** begin RECORDED INFORMATION **

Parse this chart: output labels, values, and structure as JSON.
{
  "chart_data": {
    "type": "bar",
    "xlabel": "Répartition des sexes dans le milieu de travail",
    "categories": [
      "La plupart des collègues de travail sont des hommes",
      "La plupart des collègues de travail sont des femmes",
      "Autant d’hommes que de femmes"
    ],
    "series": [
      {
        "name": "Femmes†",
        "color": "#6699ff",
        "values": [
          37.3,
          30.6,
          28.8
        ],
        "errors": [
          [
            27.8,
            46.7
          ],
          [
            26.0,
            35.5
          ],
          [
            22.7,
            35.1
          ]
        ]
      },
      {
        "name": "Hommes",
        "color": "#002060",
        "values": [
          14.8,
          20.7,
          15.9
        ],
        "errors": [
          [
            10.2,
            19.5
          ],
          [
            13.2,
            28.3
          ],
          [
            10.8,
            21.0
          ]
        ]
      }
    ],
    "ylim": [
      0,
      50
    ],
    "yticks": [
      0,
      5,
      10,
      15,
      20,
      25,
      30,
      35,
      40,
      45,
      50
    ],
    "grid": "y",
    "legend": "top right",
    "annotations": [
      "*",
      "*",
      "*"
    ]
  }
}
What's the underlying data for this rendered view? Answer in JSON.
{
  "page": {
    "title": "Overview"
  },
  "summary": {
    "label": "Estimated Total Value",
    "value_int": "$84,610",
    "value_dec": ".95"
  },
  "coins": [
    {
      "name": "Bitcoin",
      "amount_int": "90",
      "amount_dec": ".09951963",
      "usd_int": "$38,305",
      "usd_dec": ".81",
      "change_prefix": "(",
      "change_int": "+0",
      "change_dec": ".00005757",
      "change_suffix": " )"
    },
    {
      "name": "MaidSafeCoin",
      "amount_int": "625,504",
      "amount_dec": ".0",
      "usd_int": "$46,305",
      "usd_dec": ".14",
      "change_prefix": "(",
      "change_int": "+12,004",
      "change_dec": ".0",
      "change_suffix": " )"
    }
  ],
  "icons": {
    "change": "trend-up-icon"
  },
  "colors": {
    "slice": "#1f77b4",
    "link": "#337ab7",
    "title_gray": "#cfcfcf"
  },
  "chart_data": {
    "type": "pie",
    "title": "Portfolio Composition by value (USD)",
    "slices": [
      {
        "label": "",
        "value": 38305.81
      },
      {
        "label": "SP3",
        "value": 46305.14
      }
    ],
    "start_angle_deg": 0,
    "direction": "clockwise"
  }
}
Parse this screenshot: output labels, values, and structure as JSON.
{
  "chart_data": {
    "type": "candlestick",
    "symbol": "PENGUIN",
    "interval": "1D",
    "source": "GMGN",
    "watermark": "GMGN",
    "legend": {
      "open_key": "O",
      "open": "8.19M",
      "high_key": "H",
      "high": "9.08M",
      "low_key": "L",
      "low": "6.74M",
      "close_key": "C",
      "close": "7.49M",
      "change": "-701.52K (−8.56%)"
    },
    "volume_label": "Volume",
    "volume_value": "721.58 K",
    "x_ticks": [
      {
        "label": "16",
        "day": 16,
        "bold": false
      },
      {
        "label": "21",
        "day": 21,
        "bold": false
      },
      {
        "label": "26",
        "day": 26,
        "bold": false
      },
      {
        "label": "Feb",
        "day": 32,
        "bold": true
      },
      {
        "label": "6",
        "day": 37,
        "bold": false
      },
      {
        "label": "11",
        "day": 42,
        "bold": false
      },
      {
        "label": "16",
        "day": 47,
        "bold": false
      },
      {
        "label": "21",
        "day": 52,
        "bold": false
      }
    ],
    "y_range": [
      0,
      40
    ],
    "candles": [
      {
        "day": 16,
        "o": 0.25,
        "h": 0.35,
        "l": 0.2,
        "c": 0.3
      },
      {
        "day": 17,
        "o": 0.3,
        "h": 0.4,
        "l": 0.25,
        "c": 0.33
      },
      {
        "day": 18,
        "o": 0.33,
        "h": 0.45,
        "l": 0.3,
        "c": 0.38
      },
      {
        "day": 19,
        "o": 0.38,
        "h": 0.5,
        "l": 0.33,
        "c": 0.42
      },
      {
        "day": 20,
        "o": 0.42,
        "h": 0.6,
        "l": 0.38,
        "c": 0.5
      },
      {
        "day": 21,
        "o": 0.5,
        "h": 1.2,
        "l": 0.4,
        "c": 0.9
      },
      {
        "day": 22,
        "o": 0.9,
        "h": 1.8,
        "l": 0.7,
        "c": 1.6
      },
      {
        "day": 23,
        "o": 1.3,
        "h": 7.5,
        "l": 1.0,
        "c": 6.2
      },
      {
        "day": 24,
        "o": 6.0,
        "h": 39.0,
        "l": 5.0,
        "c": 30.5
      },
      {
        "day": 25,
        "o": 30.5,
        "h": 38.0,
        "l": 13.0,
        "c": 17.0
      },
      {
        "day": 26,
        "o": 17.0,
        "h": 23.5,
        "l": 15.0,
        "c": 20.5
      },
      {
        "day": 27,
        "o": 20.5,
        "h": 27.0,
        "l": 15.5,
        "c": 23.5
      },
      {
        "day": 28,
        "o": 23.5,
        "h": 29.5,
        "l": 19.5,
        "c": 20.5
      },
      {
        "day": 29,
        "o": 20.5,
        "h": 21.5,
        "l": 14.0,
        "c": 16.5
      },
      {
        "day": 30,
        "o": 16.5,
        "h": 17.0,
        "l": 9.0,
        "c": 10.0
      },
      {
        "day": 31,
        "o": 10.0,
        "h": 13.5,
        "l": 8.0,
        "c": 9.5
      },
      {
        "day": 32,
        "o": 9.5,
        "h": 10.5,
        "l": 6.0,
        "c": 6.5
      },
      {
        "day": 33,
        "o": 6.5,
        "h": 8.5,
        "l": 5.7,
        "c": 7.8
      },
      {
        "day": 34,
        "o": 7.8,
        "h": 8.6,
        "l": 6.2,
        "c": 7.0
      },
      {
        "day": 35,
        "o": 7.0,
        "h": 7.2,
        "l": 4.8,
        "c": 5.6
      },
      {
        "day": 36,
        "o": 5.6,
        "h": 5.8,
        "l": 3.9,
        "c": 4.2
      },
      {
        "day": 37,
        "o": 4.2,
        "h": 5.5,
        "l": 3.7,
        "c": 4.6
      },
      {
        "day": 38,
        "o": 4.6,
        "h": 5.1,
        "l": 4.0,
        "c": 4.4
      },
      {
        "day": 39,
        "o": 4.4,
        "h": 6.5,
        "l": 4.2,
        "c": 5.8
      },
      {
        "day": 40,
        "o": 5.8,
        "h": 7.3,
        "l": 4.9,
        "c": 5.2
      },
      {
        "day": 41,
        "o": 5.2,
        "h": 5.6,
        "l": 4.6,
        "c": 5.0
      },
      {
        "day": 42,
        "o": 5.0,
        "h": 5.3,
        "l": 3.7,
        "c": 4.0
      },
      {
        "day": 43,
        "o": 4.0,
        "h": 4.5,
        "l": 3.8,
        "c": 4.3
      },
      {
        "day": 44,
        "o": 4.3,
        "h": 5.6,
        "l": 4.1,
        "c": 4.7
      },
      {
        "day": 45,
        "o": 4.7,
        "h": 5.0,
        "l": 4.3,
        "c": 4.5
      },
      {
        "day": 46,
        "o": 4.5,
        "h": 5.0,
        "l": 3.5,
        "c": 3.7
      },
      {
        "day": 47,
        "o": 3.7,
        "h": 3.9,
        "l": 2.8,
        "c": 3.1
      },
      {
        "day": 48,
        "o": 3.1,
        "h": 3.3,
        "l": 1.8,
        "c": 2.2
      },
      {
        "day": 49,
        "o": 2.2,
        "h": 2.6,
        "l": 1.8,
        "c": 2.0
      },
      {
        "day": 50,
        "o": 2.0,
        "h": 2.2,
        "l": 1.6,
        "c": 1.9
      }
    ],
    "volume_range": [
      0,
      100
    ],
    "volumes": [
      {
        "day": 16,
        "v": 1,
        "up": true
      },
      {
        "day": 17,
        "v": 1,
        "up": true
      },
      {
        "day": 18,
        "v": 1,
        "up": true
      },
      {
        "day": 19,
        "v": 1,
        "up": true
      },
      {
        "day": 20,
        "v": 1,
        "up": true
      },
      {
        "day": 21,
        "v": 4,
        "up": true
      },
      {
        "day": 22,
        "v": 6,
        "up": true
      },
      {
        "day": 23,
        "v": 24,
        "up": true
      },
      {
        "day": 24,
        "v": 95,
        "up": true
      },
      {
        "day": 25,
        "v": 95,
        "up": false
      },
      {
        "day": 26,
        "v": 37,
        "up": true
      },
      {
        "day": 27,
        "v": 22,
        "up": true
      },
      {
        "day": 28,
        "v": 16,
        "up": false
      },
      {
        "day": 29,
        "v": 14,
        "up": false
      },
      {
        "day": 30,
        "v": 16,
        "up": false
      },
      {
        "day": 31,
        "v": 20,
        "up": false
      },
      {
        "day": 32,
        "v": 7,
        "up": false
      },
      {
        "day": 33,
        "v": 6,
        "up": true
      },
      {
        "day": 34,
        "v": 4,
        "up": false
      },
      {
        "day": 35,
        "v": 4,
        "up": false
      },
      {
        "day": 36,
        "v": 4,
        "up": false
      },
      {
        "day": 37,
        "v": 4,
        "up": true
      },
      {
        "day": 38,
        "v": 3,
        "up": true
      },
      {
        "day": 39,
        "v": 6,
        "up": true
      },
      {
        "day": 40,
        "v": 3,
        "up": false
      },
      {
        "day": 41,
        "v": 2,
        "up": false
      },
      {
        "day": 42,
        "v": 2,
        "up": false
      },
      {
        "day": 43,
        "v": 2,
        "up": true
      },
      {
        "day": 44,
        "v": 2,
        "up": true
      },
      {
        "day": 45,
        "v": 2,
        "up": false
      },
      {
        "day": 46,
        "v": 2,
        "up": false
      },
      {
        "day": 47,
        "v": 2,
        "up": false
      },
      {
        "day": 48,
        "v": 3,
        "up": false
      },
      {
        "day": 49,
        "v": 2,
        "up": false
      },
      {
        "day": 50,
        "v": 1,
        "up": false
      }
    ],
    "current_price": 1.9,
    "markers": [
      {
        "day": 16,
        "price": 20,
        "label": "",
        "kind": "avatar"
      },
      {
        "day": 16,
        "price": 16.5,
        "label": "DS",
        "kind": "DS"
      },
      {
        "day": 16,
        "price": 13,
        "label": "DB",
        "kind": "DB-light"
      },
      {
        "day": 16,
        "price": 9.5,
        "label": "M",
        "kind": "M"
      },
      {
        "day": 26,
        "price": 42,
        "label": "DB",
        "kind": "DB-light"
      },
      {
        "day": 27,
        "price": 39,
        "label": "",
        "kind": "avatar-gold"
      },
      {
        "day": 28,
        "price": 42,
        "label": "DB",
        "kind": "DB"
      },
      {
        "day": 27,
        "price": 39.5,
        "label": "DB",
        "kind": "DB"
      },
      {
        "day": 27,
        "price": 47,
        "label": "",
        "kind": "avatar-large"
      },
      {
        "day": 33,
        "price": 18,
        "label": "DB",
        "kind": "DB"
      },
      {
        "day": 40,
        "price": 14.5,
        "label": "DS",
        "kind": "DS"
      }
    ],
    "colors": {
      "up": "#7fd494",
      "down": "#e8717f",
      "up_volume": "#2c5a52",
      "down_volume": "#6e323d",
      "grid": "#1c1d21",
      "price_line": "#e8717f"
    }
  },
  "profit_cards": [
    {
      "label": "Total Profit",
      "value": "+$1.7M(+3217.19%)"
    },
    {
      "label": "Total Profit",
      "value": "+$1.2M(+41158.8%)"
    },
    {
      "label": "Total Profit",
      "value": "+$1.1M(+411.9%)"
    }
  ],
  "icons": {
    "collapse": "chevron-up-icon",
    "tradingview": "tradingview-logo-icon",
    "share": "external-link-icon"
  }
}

** end RECORDED INFORMATION **

→ YOUR GOAL: Tally the lines holding the string "values" and give only the count.

→ TASK RESULT: 4